[A block of data]
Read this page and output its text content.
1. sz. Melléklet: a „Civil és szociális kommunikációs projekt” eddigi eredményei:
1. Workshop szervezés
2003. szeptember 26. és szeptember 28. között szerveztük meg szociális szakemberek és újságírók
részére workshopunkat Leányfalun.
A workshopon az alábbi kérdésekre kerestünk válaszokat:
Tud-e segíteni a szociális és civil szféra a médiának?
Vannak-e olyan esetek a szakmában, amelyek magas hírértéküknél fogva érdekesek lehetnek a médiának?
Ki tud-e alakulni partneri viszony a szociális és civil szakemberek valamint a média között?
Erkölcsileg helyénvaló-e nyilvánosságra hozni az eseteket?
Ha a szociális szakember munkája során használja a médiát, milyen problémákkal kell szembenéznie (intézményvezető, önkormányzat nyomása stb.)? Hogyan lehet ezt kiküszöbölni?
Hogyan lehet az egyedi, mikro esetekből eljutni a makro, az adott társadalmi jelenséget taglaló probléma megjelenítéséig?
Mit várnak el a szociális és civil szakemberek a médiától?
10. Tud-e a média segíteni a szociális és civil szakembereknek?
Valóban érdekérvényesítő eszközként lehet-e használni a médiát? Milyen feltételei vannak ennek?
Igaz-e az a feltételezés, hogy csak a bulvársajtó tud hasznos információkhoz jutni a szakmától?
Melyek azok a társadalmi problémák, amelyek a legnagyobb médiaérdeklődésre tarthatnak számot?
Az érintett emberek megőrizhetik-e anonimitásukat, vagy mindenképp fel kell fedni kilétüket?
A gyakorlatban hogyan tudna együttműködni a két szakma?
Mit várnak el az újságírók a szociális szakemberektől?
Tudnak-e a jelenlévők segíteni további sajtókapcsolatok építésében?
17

_Given task_
Write down the full listing again, exactly.

_Finished answer_
Read this page and output its text content.
1. sz. Melléklet: a „Civil és szociális kommunikációs projekt” eddigi eredményei:
1. Workshop szervezés
2003. szeptember 26. és szeptember 28. között szerveztük meg szociális szakemberek és újságírók
részére workshopunkat Leányfalun.
A workshopon az alábbi kérdésekre kerestünk válaszokat:
Tud-e segíteni a szociális és civil szféra a médiának?
Vannak-e olyan esetek a szakmában, amelyek magas hírértéküknél fogva érdekesek lehetnek a médiának?
Ki tud-e alakulni partneri viszony a szociális és civil szakemberek valamint a média között?
Erkölcsileg helyénvaló-e nyilvánosságra hozni az eseteket?
Ha a szociális szakember munkája során használja a médiát, milyen problémákkal kell szembenéznie (intézményvezető, önkormányzat nyomása stb.)? Hogyan lehet ezt kiküszöbölni?
Hogyan lehet az egyedi, mikro esetekből eljutni a makro, az adott társadalmi jelenséget taglaló probléma megjelenítéséig?
Mit várnak el a szociális és civil szakemberek a médiától?
10. Tud-e a média segíteni a szociális és civil szakembereknek?
Valóban érdekérvényesítő eszközként lehet-e használni a médiát? Milyen feltételei vannak ennek?
Igaz-e az a feltételezés, hogy csak a bulvársajtó tud hasznos információkhoz jutni a szakmától?
Melyek azok a társadalmi problémák, amelyek a legnagyobb médiaérdeklődésre tarthatnak számot?
Az érintett emberek megőrizhetik-e anonimitásukat, vagy mindenképp fel kell fedni kilétüket?
A gyakorlatban hogyan tudna együttműködni a két szakma?
Mit várnak el az újságírók a szociális szakemberektől?
Tudnak-e a jelenlévők segíteni további sajtókapcsolatok építésében?
17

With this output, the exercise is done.